(INFORMATION GIVEN)
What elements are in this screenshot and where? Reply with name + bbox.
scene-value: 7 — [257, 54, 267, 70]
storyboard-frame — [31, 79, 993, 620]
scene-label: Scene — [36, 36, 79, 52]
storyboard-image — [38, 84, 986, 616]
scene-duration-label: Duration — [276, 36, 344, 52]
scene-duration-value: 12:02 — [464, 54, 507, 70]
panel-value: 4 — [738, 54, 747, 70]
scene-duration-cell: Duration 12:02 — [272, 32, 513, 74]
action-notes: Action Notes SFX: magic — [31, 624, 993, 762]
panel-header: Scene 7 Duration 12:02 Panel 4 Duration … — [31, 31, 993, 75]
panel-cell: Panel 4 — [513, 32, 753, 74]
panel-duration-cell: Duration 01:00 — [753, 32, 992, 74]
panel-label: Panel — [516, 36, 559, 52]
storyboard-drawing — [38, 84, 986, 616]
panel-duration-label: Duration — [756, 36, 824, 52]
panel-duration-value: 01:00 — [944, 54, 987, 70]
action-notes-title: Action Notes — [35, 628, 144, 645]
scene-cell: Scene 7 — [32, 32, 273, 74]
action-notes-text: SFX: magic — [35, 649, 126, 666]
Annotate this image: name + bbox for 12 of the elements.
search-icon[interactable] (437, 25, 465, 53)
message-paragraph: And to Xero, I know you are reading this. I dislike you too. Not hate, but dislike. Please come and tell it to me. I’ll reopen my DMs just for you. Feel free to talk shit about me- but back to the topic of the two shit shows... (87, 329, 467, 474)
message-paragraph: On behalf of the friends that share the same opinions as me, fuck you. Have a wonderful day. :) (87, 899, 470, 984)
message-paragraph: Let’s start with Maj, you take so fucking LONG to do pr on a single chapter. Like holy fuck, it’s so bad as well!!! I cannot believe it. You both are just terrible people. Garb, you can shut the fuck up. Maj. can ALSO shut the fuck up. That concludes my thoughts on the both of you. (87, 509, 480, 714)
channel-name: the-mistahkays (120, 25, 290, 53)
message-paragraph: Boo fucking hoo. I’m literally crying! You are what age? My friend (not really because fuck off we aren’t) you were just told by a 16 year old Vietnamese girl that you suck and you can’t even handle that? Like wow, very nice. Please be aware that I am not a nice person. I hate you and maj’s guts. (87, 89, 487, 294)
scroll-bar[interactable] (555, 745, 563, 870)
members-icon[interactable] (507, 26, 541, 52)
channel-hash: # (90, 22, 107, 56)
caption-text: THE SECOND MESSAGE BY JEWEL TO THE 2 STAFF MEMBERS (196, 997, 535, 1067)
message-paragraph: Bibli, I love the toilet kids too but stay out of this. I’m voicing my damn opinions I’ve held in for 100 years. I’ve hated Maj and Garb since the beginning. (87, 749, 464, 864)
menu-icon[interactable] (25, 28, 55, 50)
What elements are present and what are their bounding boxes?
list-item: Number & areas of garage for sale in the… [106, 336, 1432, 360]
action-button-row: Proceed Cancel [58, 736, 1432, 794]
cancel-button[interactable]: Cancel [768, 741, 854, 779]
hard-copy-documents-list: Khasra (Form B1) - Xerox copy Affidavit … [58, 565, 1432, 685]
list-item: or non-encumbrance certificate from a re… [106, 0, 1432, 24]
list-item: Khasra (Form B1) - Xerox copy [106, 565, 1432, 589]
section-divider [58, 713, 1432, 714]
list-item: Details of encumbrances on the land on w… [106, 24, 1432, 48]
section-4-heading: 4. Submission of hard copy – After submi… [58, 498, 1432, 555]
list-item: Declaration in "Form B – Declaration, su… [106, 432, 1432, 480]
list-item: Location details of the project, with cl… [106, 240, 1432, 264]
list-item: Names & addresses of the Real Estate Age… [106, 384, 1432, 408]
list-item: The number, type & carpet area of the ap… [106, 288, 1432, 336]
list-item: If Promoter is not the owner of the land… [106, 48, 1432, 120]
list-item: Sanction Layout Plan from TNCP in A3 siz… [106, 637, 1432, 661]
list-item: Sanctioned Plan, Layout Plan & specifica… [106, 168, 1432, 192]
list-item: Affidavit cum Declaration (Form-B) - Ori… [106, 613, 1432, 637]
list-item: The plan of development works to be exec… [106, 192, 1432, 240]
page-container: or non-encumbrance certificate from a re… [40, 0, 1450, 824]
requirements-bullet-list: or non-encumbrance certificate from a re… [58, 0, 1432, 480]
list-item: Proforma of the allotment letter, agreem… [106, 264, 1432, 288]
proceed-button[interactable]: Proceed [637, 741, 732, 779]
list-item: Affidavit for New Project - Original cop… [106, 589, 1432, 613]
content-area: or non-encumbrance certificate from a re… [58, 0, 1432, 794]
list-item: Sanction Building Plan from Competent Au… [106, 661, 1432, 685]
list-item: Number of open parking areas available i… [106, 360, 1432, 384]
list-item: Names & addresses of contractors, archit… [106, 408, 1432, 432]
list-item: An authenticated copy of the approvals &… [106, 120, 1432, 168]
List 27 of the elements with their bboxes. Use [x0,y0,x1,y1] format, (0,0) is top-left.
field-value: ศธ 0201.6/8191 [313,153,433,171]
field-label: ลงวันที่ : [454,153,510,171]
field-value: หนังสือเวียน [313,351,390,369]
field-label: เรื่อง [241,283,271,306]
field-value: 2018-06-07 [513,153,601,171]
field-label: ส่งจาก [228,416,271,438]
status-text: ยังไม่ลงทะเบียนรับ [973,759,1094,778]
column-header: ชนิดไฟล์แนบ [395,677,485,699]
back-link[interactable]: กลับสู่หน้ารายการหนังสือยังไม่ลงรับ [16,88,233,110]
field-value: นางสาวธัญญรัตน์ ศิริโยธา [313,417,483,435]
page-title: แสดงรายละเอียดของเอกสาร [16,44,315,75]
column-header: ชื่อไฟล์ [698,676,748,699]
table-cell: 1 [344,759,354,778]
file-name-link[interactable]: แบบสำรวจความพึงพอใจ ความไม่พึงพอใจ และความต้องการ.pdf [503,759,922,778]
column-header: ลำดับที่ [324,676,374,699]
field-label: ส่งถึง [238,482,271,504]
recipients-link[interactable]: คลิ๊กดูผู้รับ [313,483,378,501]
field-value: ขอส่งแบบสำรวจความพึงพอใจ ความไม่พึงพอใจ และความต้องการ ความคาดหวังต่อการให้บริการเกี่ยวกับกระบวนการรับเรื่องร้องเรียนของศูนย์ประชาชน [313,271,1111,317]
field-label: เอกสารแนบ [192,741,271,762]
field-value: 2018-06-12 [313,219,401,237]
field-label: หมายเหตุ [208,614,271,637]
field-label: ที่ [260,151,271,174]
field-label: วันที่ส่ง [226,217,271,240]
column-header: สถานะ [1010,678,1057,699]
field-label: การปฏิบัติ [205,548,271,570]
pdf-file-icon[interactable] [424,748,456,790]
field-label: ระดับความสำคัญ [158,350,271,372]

(WRITTEN EXERCISE) Pull out each line of the data above that contains the string "action". Case counts.

(OUTPUT OF THE EXERCISE)
action-notes: Action Notes SFX: magic — [31, 624, 993, 762]
action-notes-title: Action Notes — [35, 628, 144, 645]
action-notes-text: SFX: magic — [35, 649, 126, 666]
action-button-row: Proceed Cancel [58, 736, 1432, 794]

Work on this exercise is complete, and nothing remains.